Stored items
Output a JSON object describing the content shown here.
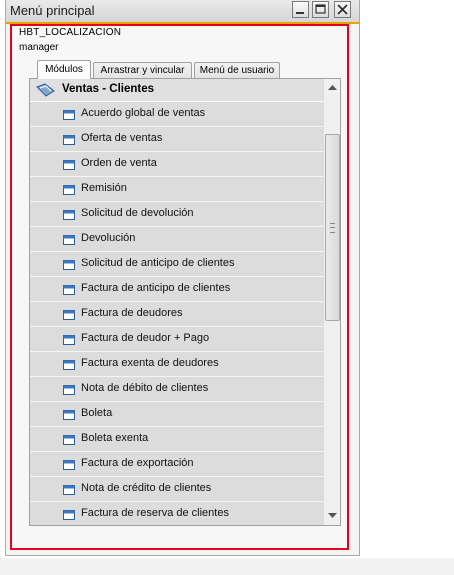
{
  "window": {
    "title": "Menú principal"
  },
  "company": "HBT_LOCALIZACION",
  "user": "manager",
  "tabs": [
    {
      "label": "Módulos",
      "active": true
    },
    {
      "label": "Arrastrar y vincular",
      "active": false
    },
    {
      "label": "Menú de usuario",
      "active": false
    }
  ],
  "section": {
    "label": "Ventas - Clientes",
    "icon": "sales-folder-icon"
  },
  "items": [
    {
      "label": "Acuerdo global de ventas"
    },
    {
      "label": "Oferta de ventas"
    },
    {
      "label": "Orden de venta"
    },
    {
      "label": "Remisión"
    },
    {
      "label": "Solicitud de devolución"
    },
    {
      "label": "Devolución"
    },
    {
      "label": "Solicitud de anticipo de clientes"
    },
    {
      "label": "Factura de anticipo de clientes"
    },
    {
      "label": "Factura de deudores"
    },
    {
      "label": "Factura de deudor + Pago"
    },
    {
      "label": "Factura exenta de deudores"
    },
    {
      "label": "Nota de débito de clientes"
    },
    {
      "label": "Boleta"
    },
    {
      "label": "Boleta exenta"
    },
    {
      "label": "Factura de exportación"
    },
    {
      "label": "Nota de crédito de clientes"
    },
    {
      "label": "Factura de reserva de clientes"
    }
  ],
  "colors": {
    "highlight_frame": "#e3001b",
    "title_underline": "#e2a400",
    "row_bg": "#dcdcdc"
  }
}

STATED TASK:
All the records above need to be given again word for word. Skip the pictures.

TASK RESULT:
Output a JSON object describing the content shown here.
{
  "window": {
    "title": "Menú principal"
  },
  "company": "HBT_LOCALIZACION",
  "user": "manager",
  "tabs": [
    {
      "label": "Módulos",
      "active": true
    },
    {
      "label": "Arrastrar y vincular",
      "active": false
    },
    {
      "label": "Menú de usuario",
      "active": false
    }
  ],
  "section": {
    "label": "Ventas - Clientes",
    "icon": "sales-folder-icon"
  },
  "items": [
    {
      "label": "Acuerdo global de ventas"
    },
    {
      "label": "Oferta de ventas"
    },
    {
      "label": "Orden de venta"
    },
    {
      "label": "Remisión"
    },
    {
      "label": "Solicitud de devolución"
    },
    {
      "label": "Devolución"
    },
    {
      "label": "Solicitud de anticipo de clientes"
    },
    {
      "label": "Factura de anticipo de clientes"
    },
    {
      "label": "Factura de deudores"
    },
    {
      "label": "Factura de deudor + Pago"
    },
    {
      "label": "Factura exenta de deudores"
    },
    {
      "label": "Nota de débito de clientes"
    },
    {
      "label": "Boleta"
    },
    {
      "label": "Boleta exenta"
    },
    {
      "label": "Factura de exportación"
    },
    {
      "label": "Nota de crédito de clientes"
    },
    {
      "label": "Factura de reserva de clientes"
    }
  ],
  "colors": {
    "highlight_frame": "#e3001b",
    "title_underline": "#e2a400",
    "row_bg": "#dcdcdc"
  }
}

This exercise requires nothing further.